Input data:
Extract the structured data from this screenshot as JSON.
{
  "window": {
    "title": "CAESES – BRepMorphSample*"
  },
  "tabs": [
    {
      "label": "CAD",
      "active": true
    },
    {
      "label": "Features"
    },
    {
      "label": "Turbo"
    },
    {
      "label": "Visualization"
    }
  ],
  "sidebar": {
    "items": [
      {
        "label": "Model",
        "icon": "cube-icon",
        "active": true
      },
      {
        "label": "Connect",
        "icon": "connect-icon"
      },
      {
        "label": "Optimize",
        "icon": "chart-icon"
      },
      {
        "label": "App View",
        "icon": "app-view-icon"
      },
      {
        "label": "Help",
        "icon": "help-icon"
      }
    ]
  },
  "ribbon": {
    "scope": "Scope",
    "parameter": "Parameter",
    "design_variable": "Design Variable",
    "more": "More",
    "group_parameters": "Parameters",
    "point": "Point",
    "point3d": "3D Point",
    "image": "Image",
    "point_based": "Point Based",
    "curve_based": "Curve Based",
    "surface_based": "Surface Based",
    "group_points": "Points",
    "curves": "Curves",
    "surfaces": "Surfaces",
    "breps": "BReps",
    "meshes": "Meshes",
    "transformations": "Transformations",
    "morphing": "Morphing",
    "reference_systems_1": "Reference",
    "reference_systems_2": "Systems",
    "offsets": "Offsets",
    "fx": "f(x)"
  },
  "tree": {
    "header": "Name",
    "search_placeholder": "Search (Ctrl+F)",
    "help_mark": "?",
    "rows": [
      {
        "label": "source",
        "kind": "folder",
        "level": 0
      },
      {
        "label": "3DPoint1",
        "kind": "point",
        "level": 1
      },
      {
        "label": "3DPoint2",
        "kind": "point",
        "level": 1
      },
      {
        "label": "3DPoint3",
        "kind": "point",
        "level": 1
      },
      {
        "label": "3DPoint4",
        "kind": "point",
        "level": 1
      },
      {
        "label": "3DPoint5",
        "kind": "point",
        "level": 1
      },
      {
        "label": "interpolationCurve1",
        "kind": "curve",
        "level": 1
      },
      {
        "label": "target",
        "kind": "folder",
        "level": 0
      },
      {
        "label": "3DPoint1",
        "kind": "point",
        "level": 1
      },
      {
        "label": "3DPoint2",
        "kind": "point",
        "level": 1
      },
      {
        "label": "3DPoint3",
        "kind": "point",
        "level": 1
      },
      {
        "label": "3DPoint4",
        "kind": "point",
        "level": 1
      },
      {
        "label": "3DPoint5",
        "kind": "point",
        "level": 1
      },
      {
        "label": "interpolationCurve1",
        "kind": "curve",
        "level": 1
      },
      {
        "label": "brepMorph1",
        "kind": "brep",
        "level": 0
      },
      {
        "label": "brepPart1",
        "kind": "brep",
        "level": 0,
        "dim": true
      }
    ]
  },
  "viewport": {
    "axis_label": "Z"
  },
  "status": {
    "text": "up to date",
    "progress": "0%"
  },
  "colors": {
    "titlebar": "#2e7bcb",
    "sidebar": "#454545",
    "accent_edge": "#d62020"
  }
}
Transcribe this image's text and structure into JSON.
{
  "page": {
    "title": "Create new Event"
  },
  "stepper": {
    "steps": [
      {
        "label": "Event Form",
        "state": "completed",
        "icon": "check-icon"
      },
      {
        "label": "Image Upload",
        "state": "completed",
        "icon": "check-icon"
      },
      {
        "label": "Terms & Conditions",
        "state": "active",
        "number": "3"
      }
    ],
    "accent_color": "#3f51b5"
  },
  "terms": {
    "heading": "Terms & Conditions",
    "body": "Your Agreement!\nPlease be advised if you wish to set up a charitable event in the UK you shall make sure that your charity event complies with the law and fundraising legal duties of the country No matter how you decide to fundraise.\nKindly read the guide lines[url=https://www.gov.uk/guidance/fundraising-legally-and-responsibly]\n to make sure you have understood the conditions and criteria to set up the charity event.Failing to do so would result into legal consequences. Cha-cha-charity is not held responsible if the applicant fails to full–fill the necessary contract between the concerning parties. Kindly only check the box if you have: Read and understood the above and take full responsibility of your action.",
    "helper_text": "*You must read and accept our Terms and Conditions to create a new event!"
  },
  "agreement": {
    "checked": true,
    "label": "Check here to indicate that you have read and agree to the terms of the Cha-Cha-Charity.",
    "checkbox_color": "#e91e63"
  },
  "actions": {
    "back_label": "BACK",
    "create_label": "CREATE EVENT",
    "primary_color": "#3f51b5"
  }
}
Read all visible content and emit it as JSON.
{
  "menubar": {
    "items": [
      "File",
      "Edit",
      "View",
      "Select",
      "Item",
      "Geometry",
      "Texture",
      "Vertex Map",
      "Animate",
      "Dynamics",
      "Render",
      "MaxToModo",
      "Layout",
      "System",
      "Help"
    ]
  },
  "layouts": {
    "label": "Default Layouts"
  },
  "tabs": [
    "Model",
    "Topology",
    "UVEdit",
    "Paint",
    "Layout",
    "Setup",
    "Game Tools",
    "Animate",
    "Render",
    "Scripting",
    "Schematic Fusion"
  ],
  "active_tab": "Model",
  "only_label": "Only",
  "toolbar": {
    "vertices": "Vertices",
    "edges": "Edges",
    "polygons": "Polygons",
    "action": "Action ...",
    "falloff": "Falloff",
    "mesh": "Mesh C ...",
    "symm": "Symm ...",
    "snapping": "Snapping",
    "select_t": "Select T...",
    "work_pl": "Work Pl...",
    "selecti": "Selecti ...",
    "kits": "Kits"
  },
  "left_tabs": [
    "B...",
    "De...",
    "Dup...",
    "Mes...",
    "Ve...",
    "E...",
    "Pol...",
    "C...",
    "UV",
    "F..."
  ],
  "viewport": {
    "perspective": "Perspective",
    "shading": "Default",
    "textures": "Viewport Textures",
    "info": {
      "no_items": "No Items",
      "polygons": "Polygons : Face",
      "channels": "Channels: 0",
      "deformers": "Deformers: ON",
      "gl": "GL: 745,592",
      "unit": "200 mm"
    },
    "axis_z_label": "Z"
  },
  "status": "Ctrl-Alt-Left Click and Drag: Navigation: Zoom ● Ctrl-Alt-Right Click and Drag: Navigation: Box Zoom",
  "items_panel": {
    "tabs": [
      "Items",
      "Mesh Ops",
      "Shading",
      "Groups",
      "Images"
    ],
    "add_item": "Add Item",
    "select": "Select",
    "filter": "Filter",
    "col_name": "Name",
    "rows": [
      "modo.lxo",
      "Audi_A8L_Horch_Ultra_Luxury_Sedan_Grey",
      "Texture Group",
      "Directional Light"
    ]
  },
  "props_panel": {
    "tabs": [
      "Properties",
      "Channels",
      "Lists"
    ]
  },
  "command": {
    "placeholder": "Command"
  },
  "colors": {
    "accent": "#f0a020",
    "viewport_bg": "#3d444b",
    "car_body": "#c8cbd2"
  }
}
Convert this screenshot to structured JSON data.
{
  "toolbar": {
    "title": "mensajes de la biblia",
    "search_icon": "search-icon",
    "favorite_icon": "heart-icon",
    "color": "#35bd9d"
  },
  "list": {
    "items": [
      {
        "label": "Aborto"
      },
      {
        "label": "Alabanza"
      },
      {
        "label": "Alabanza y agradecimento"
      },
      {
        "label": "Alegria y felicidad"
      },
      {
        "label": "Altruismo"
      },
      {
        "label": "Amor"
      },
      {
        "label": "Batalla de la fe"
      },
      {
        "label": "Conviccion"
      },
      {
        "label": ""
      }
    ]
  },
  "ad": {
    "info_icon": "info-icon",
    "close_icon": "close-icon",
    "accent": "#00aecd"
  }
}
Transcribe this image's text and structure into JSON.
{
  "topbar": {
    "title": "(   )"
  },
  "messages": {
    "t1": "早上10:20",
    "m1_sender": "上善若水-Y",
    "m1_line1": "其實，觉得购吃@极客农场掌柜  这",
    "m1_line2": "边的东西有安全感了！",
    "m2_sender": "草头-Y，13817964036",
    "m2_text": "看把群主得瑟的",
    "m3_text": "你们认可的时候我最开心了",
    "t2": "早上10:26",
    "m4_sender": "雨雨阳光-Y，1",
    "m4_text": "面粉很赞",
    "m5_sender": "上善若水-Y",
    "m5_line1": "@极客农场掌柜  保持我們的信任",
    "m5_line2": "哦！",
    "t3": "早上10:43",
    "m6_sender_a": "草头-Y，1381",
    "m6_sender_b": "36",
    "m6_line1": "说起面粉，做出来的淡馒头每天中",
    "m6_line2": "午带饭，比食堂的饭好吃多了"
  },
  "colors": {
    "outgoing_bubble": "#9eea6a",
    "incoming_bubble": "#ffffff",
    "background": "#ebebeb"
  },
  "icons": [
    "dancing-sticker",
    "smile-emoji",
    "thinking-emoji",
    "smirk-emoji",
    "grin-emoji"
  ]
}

Exercise description:
In the entries above, find lines with "Ctrl" and copy each.

Expected answer:
    "search_placeholder": "Search (Ctrl+F)",
  "status": "Ctrl-Alt-Left Click and Drag: Navigation: Zoom ● Ctrl-Alt-Right Click and Drag: Navigation: Box Zoom",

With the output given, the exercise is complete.